• Written task: Find every line in the data that contains the word "agent", paying attention to upper and lower case, and copy each of those lines.

• Dataset extract:

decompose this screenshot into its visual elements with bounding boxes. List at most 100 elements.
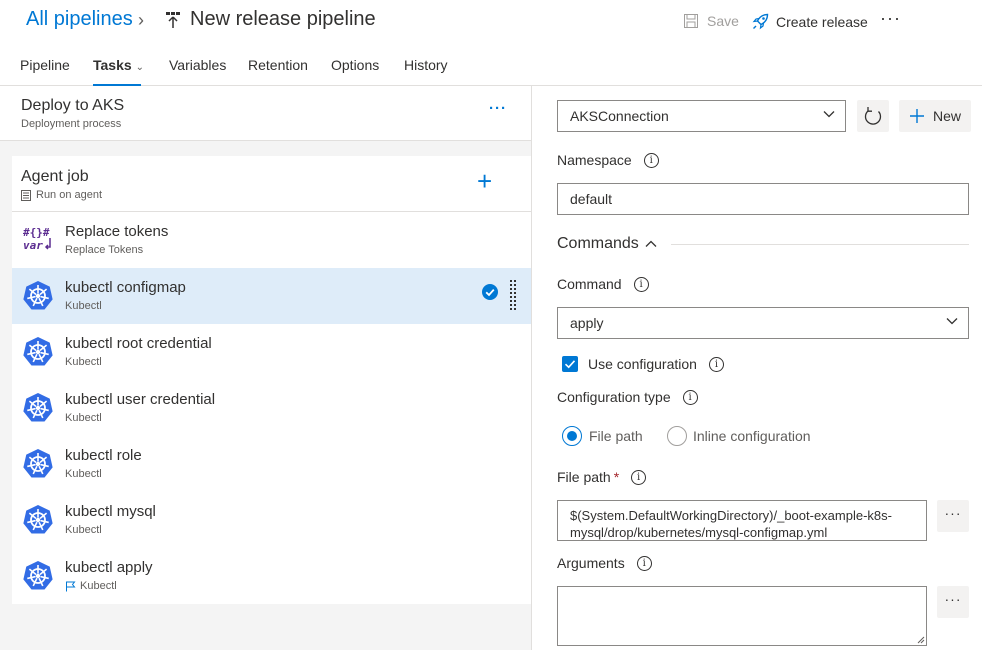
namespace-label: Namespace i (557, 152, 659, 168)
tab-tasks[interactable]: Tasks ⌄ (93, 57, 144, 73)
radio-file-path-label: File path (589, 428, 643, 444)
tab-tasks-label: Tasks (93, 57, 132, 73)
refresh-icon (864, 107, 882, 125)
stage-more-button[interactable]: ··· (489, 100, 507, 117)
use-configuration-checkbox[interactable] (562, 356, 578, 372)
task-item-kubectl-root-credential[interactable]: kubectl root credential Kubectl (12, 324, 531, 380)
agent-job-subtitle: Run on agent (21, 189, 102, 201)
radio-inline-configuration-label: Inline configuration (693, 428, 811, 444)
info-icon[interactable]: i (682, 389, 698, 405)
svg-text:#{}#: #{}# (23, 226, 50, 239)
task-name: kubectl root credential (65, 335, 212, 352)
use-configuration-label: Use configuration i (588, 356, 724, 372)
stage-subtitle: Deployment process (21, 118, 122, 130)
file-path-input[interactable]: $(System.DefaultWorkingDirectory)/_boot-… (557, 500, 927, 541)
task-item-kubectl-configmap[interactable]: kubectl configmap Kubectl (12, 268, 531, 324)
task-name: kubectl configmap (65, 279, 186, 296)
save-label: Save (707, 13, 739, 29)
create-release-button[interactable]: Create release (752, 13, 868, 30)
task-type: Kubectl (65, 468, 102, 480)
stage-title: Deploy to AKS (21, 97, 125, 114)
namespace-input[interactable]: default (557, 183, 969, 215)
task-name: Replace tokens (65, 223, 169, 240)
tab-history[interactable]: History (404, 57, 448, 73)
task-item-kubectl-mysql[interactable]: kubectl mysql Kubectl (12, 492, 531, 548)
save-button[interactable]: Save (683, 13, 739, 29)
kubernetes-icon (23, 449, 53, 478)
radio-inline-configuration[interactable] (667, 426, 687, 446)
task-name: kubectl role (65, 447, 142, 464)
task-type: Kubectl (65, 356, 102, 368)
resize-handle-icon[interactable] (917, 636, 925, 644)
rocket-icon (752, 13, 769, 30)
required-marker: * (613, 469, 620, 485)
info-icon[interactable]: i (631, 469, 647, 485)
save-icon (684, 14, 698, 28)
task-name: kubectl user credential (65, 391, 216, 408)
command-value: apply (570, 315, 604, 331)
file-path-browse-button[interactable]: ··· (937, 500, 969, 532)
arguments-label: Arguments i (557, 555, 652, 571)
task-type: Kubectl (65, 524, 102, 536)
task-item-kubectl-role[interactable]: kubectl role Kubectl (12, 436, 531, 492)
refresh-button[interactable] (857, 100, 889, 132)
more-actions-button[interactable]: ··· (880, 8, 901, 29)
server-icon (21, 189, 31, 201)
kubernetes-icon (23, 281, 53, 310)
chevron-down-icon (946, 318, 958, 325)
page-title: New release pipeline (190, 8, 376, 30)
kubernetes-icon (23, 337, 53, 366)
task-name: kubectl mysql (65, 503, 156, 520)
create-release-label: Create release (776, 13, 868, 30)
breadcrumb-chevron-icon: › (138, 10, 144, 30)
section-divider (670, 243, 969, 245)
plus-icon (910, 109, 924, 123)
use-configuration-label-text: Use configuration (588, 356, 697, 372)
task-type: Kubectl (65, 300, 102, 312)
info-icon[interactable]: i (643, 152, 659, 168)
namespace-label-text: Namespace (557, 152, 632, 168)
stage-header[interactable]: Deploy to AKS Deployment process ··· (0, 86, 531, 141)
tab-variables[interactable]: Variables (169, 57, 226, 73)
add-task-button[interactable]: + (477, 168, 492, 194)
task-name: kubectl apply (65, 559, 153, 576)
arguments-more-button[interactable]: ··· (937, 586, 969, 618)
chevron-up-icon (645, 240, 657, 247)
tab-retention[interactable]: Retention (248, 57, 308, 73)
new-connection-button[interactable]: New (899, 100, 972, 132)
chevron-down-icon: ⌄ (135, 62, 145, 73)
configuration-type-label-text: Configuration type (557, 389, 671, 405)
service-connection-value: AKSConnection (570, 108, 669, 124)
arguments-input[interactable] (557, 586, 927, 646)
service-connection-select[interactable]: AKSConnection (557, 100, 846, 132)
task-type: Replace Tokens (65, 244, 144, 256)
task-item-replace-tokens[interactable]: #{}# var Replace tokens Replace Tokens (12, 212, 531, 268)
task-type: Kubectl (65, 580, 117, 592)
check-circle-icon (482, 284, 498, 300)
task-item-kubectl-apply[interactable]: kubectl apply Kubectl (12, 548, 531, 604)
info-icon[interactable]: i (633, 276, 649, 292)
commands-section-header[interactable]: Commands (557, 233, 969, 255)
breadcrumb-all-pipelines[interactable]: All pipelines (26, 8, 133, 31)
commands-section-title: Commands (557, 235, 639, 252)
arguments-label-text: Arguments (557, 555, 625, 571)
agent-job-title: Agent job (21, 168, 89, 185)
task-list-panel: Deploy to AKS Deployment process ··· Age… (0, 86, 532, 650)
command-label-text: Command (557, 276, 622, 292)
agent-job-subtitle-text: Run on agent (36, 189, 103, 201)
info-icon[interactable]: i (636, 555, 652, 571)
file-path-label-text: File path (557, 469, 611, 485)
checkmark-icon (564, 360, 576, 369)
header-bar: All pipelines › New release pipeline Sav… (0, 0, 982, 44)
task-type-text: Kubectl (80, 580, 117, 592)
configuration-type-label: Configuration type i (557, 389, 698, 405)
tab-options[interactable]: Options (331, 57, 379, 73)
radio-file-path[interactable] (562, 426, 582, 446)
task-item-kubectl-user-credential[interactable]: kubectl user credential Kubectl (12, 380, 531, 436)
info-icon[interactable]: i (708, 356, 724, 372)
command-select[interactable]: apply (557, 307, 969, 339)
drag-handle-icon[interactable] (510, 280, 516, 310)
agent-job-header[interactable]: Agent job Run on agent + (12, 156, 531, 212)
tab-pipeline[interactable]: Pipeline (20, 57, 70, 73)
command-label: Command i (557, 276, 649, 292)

==

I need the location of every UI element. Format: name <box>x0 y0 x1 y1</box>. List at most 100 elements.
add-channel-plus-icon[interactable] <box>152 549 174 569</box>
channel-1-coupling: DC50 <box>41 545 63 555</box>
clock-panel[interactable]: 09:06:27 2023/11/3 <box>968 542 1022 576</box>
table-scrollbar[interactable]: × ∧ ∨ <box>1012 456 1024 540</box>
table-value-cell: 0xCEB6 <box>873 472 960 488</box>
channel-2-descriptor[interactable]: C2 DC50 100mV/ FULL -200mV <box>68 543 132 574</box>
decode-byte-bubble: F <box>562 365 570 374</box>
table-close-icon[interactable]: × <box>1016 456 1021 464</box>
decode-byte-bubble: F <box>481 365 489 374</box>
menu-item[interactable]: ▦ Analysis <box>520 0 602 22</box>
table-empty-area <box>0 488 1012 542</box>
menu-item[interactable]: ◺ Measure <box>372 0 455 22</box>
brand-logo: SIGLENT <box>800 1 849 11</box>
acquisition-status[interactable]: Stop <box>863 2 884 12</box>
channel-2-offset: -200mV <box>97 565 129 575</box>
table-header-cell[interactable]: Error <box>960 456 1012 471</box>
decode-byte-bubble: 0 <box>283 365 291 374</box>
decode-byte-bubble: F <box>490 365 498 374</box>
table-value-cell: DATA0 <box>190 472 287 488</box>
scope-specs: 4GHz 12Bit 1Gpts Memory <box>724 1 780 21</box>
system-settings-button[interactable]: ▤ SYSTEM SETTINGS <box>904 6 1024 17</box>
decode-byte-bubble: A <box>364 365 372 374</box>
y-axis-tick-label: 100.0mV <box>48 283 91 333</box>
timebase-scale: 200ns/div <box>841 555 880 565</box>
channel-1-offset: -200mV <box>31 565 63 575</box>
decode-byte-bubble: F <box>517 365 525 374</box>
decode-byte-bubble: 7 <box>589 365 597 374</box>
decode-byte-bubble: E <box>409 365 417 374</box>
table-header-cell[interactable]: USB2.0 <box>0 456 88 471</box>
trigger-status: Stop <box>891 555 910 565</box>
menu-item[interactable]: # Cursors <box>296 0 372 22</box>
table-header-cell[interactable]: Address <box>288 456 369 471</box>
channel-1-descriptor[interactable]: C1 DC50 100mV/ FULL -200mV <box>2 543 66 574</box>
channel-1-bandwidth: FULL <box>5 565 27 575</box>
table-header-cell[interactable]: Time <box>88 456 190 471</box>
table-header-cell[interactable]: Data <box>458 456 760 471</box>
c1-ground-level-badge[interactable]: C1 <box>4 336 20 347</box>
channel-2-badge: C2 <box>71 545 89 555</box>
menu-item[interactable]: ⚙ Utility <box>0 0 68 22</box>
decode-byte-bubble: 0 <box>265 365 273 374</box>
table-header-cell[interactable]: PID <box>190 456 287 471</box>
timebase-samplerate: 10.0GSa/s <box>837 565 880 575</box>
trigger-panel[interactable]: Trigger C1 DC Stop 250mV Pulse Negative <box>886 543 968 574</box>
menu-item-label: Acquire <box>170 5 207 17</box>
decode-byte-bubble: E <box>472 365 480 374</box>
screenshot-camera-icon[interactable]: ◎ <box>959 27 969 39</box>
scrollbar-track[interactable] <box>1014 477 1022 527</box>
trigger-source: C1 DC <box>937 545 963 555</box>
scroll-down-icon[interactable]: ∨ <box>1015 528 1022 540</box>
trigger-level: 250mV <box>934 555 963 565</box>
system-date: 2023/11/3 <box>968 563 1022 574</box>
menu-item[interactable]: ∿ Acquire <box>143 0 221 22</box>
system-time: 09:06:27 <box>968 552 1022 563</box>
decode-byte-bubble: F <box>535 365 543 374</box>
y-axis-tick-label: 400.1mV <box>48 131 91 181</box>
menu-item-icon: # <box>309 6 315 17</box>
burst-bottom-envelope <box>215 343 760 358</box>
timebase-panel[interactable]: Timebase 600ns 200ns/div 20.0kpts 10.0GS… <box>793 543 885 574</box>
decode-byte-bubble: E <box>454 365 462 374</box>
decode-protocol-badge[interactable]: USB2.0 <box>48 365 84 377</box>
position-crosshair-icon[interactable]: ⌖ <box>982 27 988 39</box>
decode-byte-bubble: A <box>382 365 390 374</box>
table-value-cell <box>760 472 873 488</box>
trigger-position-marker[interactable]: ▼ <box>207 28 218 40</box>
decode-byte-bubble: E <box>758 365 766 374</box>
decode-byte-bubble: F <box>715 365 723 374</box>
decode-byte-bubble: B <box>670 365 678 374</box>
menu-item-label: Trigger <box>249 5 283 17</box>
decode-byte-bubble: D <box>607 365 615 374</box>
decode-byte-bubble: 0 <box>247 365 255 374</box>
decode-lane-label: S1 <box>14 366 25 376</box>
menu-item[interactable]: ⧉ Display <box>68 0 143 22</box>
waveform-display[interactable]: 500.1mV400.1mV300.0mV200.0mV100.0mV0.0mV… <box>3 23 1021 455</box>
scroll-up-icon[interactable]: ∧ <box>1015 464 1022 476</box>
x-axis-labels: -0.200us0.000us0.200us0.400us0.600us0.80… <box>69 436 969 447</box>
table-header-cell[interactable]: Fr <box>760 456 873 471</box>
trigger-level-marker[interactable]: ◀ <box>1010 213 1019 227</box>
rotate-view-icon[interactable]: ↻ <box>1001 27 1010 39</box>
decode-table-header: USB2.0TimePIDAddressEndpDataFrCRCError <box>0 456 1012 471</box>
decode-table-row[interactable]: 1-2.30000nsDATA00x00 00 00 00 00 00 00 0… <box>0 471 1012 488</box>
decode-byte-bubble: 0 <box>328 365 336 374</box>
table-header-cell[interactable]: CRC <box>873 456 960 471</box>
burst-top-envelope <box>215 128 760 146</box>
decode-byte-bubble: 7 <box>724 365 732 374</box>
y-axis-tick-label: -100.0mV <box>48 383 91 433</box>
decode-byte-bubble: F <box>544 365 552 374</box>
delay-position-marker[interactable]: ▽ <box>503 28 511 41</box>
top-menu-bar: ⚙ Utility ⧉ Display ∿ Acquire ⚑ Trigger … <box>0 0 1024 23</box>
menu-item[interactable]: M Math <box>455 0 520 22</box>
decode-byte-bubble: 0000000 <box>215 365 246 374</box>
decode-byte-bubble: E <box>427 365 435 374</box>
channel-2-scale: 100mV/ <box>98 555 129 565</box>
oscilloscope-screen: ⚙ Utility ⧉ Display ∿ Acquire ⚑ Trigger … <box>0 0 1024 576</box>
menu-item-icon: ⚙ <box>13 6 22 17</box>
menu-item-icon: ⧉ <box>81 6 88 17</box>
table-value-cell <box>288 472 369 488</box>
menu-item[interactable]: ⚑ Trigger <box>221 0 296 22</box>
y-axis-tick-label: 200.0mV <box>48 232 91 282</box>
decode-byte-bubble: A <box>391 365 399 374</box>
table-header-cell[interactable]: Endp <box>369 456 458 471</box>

* * *

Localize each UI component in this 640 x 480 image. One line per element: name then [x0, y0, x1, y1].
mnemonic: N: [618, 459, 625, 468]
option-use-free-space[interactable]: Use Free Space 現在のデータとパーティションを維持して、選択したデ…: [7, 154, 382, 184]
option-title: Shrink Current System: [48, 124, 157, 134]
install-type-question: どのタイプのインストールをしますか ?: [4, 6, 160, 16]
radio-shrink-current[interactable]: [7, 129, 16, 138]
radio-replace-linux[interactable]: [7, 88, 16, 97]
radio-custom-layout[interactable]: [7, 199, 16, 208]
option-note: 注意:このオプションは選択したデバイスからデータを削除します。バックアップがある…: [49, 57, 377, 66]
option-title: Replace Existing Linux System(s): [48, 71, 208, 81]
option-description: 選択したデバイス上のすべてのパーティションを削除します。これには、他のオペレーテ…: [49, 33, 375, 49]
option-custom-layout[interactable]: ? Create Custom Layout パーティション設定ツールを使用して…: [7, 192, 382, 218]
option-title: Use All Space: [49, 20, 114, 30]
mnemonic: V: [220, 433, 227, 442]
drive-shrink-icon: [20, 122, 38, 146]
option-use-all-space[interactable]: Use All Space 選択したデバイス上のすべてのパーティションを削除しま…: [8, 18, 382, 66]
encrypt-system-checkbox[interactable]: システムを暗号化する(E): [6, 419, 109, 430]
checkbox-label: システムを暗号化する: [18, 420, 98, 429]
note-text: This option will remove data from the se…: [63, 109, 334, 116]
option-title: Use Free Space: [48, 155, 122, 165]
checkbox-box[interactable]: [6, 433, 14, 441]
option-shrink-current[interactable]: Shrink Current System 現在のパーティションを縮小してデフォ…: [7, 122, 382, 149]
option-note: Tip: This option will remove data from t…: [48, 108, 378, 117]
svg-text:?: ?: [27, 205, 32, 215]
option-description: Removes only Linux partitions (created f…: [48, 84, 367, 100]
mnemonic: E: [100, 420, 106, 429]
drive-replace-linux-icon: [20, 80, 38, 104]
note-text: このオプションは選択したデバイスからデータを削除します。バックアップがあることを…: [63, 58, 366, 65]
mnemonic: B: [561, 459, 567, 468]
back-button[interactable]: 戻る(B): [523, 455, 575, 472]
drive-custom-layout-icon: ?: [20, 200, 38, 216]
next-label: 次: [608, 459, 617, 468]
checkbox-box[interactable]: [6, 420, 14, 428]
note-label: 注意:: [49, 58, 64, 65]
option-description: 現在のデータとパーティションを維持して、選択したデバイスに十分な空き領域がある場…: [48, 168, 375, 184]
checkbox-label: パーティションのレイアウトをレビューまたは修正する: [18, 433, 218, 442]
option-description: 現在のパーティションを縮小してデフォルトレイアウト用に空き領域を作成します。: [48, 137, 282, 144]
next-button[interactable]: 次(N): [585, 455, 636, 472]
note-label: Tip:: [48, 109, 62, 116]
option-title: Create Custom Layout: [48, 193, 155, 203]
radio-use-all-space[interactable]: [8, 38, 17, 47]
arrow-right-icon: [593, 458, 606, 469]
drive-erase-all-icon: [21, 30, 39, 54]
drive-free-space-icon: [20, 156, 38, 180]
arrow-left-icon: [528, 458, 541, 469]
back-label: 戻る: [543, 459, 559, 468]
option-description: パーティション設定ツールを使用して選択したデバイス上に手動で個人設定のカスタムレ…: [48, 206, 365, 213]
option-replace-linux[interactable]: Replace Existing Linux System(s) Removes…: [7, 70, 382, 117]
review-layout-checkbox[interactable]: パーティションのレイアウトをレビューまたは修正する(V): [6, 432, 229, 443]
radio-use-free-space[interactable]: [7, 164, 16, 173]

• Worked answer:
agent-job-subtitle: Run on agent (21, 189, 102, 201)
agent-job-title: Agent job (21, 168, 89, 185)
agent-job-subtitle-text: Run on agent (36, 189, 103, 201)
agent-job-header[interactable]: Agent job Run on agent + (12, 156, 531, 212)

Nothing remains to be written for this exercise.